_SHORT EXERCISE_
In the data, extract each line that holds the string "JSON".

= = = = =

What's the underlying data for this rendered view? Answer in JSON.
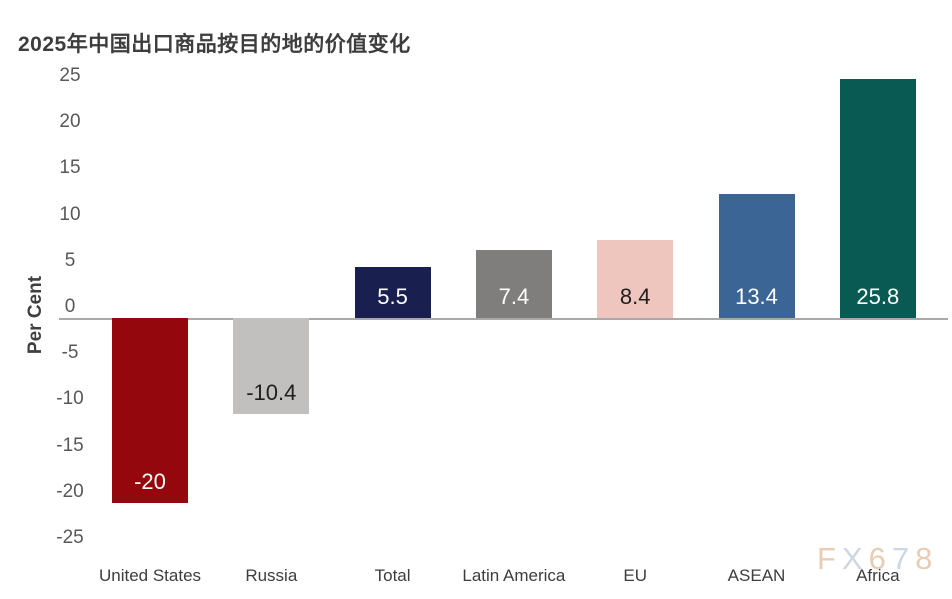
{
  "chart_data": {
    "type": "bar",
    "title": "2025年中国出口商品按目的地的价值变化",
    "xlabel": "",
    "ylabel": "Per Cent",
    "categories": [
      "United States",
      "Russia",
      "Total",
      "Latin America",
      "EU",
      "ASEAN",
      "Africa"
    ],
    "values": [
      -20,
      -10.4,
      5.5,
      7.4,
      8.4,
      13.4,
      25.8
    ],
    "value_labels": [
      "-20",
      "-10.4",
      "5.5",
      "7.4",
      "8.4",
      "13.4",
      "25.8"
    ],
    "bar_colors": [
      "#94080d",
      "#c1c0bf",
      "#192050",
      "#7f7e7d",
      "#eec6be",
      "#3a6594",
      "#0a5a54"
    ],
    "value_label_colors": [
      "#ffffff",
      "#1f1f1f",
      "#ffffff",
      "#ffffff",
      "#1f1f1f",
      "#ffffff",
      "#ffffff"
    ],
    "ylim": [
      -25,
      25
    ],
    "yticks": [
      25,
      20,
      15,
      10,
      5,
      0,
      -5,
      -10,
      -15,
      -20,
      -25
    ],
    "grid": false,
    "legend": false,
    "axis_color": "#a9a9a9"
  },
  "watermark": {
    "text": "FX678",
    "letter_colors": [
      "#e9ccb4",
      "#ccd7e2",
      "#e9ccb4",
      "#ccd7e2",
      "#e9ccb4"
    ]
  }
}
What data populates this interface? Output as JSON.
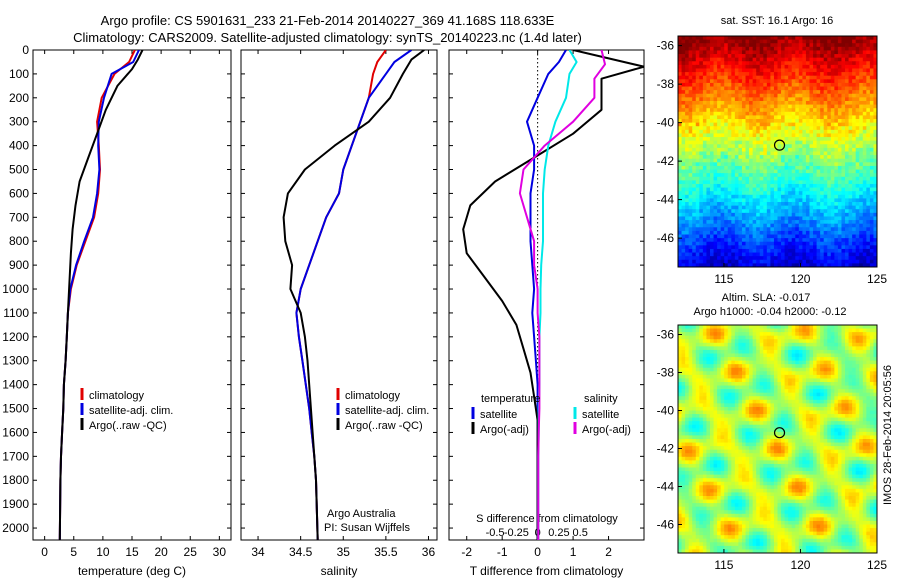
{
  "titles": {
    "line1": "Argo profile: CS 5901631_233 21-Feb-2014 20140227_369 41.168S 118.633E",
    "line2": "Climatology: CARS2009. Satellite-adjusted climatology: synTS_20140223.nc (1.4d later)"
  },
  "right_margin_text": "IMOS 28-Feb-2014 20:05:56",
  "colors": {
    "climatology": "#e00000",
    "satellite": "#0000e0",
    "argo": "#000000",
    "satellite_salinity": "#00e8e8",
    "argo_salinity_adj": "#e000e0"
  },
  "chart_data": [
    {
      "type": "line",
      "name": "temperature-profile",
      "xlabel": "temperature (deg C)",
      "ylabel": "",
      "xlim": [
        -2,
        32
      ],
      "ylim": [
        2050,
        0
      ],
      "xticks": [
        0,
        5,
        10,
        15,
        20,
        25,
        30
      ],
      "yticks": [
        0,
        100,
        200,
        300,
        400,
        500,
        600,
        700,
        800,
        900,
        1000,
        1100,
        1200,
        1300,
        1400,
        1500,
        1600,
        1700,
        1800,
        1900,
        2000
      ],
      "legend": [
        "climatology",
        "satellite-adj. clim.",
        "Argo(..raw -QC)"
      ],
      "legend_position": "lower-left",
      "series": [
        {
          "name": "climatology",
          "color": "#e00000",
          "x": [
            15.5,
            14.5,
            12.0,
            9.8,
            9.0,
            9.3,
            9.5,
            9.2,
            8.5,
            7.0,
            5.5,
            4.5,
            4.0,
            3.8,
            3.6,
            3.3,
            3.2,
            3.0,
            2.8,
            2.7,
            2.6
          ],
          "y": [
            0,
            50,
            100,
            200,
            300,
            400,
            500,
            600,
            700,
            800,
            900,
            1000,
            1100,
            1200,
            1300,
            1400,
            1500,
            1600,
            1700,
            1800,
            2050
          ]
        },
        {
          "name": "satellite-adj. clim.",
          "color": "#0000e0",
          "x": [
            16.2,
            15.2,
            11.5,
            10.2,
            9.3,
            9.2,
            9.4,
            9.0,
            8.3,
            6.8,
            5.4,
            4.4,
            4.0,
            3.8,
            3.6,
            3.3,
            3.2,
            3.0,
            2.8,
            2.7,
            2.6
          ],
          "y": [
            0,
            50,
            100,
            200,
            300,
            400,
            500,
            600,
            700,
            800,
            900,
            1000,
            1100,
            1200,
            1300,
            1400,
            1500,
            1600,
            1700,
            1800,
            2050
          ]
        },
        {
          "name": "Argo(..raw -QC)",
          "color": "#000000",
          "x": [
            16.8,
            16.0,
            15.0,
            12.5,
            10.5,
            9.0,
            7.5,
            6.0,
            5.3,
            4.8,
            4.5,
            4.3,
            4.0,
            3.8,
            3.6,
            3.3,
            3.2,
            3.0,
            2.8,
            2.7,
            2.6
          ],
          "y": [
            0,
            40,
            80,
            150,
            250,
            350,
            450,
            550,
            650,
            750,
            850,
            950,
            1100,
            1200,
            1300,
            1400,
            1500,
            1600,
            1700,
            1800,
            2050
          ]
        }
      ]
    },
    {
      "type": "line",
      "name": "salinity-profile",
      "xlabel": "salinity",
      "ylabel": "",
      "xlim": [
        33.8,
        36.1
      ],
      "ylim": [
        2050,
        0
      ],
      "xticks": [
        34,
        34.5,
        35,
        35.5,
        36
      ],
      "xticklabels": [
        "34",
        "34.5",
        "35",
        "35.5",
        "36"
      ],
      "legend": [
        "climatology",
        "satellite-adj. clim.",
        "Argo(..raw -QC)"
      ],
      "legend_position": "lower-right",
      "annotation": [
        "Argo Australia",
        "PI: Susan Wijffels"
      ],
      "series": [
        {
          "name": "climatology",
          "color": "#e00000",
          "x": [
            35.5,
            35.4,
            35.35,
            35.3,
            35.2,
            35.1,
            35.0,
            34.95,
            34.8,
            34.7,
            34.6,
            34.5,
            34.45,
            34.48,
            34.52,
            34.56,
            34.6,
            34.63,
            34.66,
            34.68,
            34.7
          ],
          "y": [
            0,
            50,
            100,
            200,
            300,
            400,
            500,
            600,
            700,
            800,
            900,
            1000,
            1100,
            1200,
            1300,
            1400,
            1500,
            1600,
            1700,
            1800,
            2050
          ]
        },
        {
          "name": "satellite-adj. clim.",
          "color": "#0000e0",
          "x": [
            35.8,
            35.6,
            35.5,
            35.3,
            35.2,
            35.1,
            35.0,
            34.95,
            34.8,
            34.7,
            34.6,
            34.5,
            34.45,
            34.48,
            34.52,
            34.56,
            34.6,
            34.63,
            34.66,
            34.68,
            34.7
          ],
          "y": [
            0,
            50,
            100,
            200,
            300,
            400,
            500,
            600,
            700,
            800,
            900,
            1000,
            1100,
            1200,
            1300,
            1400,
            1500,
            1600,
            1700,
            1800,
            2050
          ]
        },
        {
          "name": "Argo(..raw -QC)",
          "color": "#000000",
          "x": [
            35.95,
            35.8,
            35.7,
            35.55,
            35.3,
            34.9,
            34.55,
            34.35,
            34.3,
            34.32,
            34.4,
            34.38,
            34.5,
            34.55,
            34.58,
            34.6,
            34.62,
            34.64,
            34.66,
            34.68,
            34.7
          ],
          "y": [
            0,
            40,
            100,
            200,
            300,
            400,
            500,
            600,
            700,
            800,
            900,
            1000,
            1100,
            1200,
            1300,
            1400,
            1500,
            1600,
            1700,
            1800,
            2050
          ]
        }
      ]
    },
    {
      "type": "line",
      "name": "difference-profile",
      "xlabel": "T difference from climatology",
      "ylabel": "",
      "top_axis_label": "S difference from climatology",
      "xlim": [
        -2.5,
        3.0
      ],
      "ylim": [
        2050,
        0
      ],
      "xticks": [
        -2,
        -1,
        0,
        1,
        2
      ],
      "xticklabels": [
        "-2",
        "-1",
        "0",
        "1",
        "2"
      ],
      "s_ticks": [
        -0.5,
        -0.25,
        0,
        0.25,
        0.5
      ],
      "s_ticklabels": [
        "-0.5",
        "-0.25",
        "0",
        "0.25",
        "0.5"
      ],
      "legend_temperature": {
        "heading": "temperature",
        "entries": [
          "satellite",
          "Argo(-adj)"
        ]
      },
      "legend_salinity": {
        "heading": "salinity",
        "entries": [
          "satellite",
          "Argo(-adj)"
        ]
      },
      "series": [
        {
          "name": "temperature satellite",
          "color": "#0000e0",
          "x": [
            0.8,
            0.6,
            0.3,
            0.0,
            -0.3,
            -0.1,
            -0.1,
            -0.2,
            -0.2,
            -0.2,
            -0.15,
            -0.1,
            -0.15,
            -0.1,
            -0.05,
            0.0,
            0.0,
            0.0,
            0.0,
            0.0,
            0.0
          ],
          "y": [
            0,
            50,
            100,
            200,
            300,
            400,
            500,
            600,
            700,
            800,
            900,
            1000,
            1100,
            1200,
            1300,
            1400,
            1500,
            1600,
            1700,
            1800,
            2050
          ]
        },
        {
          "name": "temperature Argo(-adj)",
          "color": "#000000",
          "x": [
            1.0,
            3.0,
            1.8,
            1.8,
            1.0,
            -0.1,
            -1.2,
            -1.9,
            -2.1,
            -2.0,
            -1.5,
            -1.0,
            -0.6,
            -0.4,
            -0.2,
            -0.1,
            0.0,
            0.0,
            0.0,
            0.0,
            0.0
          ],
          "y": [
            0,
            70,
            120,
            250,
            350,
            450,
            550,
            650,
            750,
            850,
            950,
            1050,
            1150,
            1250,
            1350,
            1450,
            1550,
            1650,
            1750,
            1850,
            2050
          ]
        },
        {
          "name": "salinity satellite",
          "color": "#00e8e8",
          "x": [
            0.9,
            1.1,
            0.9,
            0.8,
            0.5,
            0.3,
            0.2,
            0.15,
            0.15,
            0.15,
            0.1,
            0.08,
            0.08,
            0.05,
            0.05,
            0.05,
            0.03,
            0.03,
            0.02,
            0.02,
            0.02
          ],
          "y": [
            0,
            50,
            100,
            200,
            300,
            400,
            500,
            600,
            700,
            800,
            900,
            1000,
            1100,
            1200,
            1300,
            1400,
            1500,
            1600,
            1700,
            1800,
            2050
          ]
        },
        {
          "name": "salinity Argo(-adj)",
          "color": "#e000e0",
          "x": [
            1.8,
            1.9,
            1.6,
            1.6,
            1.0,
            0.2,
            -0.4,
            -0.5,
            -0.3,
            -0.1,
            -0.1,
            0.0,
            0.0,
            0.05,
            0.05,
            0.05,
            0.05,
            0.03,
            0.02,
            0.02,
            0.02
          ],
          "y": [
            0,
            60,
            120,
            200,
            300,
            400,
            500,
            600,
            700,
            800,
            900,
            1000,
            1100,
            1200,
            1300,
            1400,
            1500,
            1600,
            1700,
            1800,
            2050
          ]
        }
      ]
    },
    {
      "type": "heatmap",
      "name": "sst-map",
      "title": "sat. SST: 16.1 Argo: 16",
      "xlim": [
        112,
        125
      ],
      "ylim": [
        -47.5,
        -35.5
      ],
      "xticks": [
        115,
        120,
        125
      ],
      "yticks": [
        -36,
        -38,
        -40,
        -42,
        -44,
        -46
      ],
      "marker": {
        "lon": 118.633,
        "lat": -41.168
      }
    },
    {
      "type": "heatmap",
      "name": "sla-map",
      "title": "Altim. SLA: -0.017",
      "subtitle": "Argo h1000: -0.04 h2000: -0.12",
      "xlim": [
        112,
        125
      ],
      "ylim": [
        -47.5,
        -35.5
      ],
      "xticks": [
        115,
        120,
        125
      ],
      "yticks": [
        -36,
        -38,
        -40,
        -42,
        -44,
        -46
      ],
      "marker": {
        "lon": 118.633,
        "lat": -41.168
      }
    }
  ]
}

= = = = =

_CORRECT RESULT_
What's the underlying data for this rendered view? Answer in JSON.
What data populates this interface? Output as JSON.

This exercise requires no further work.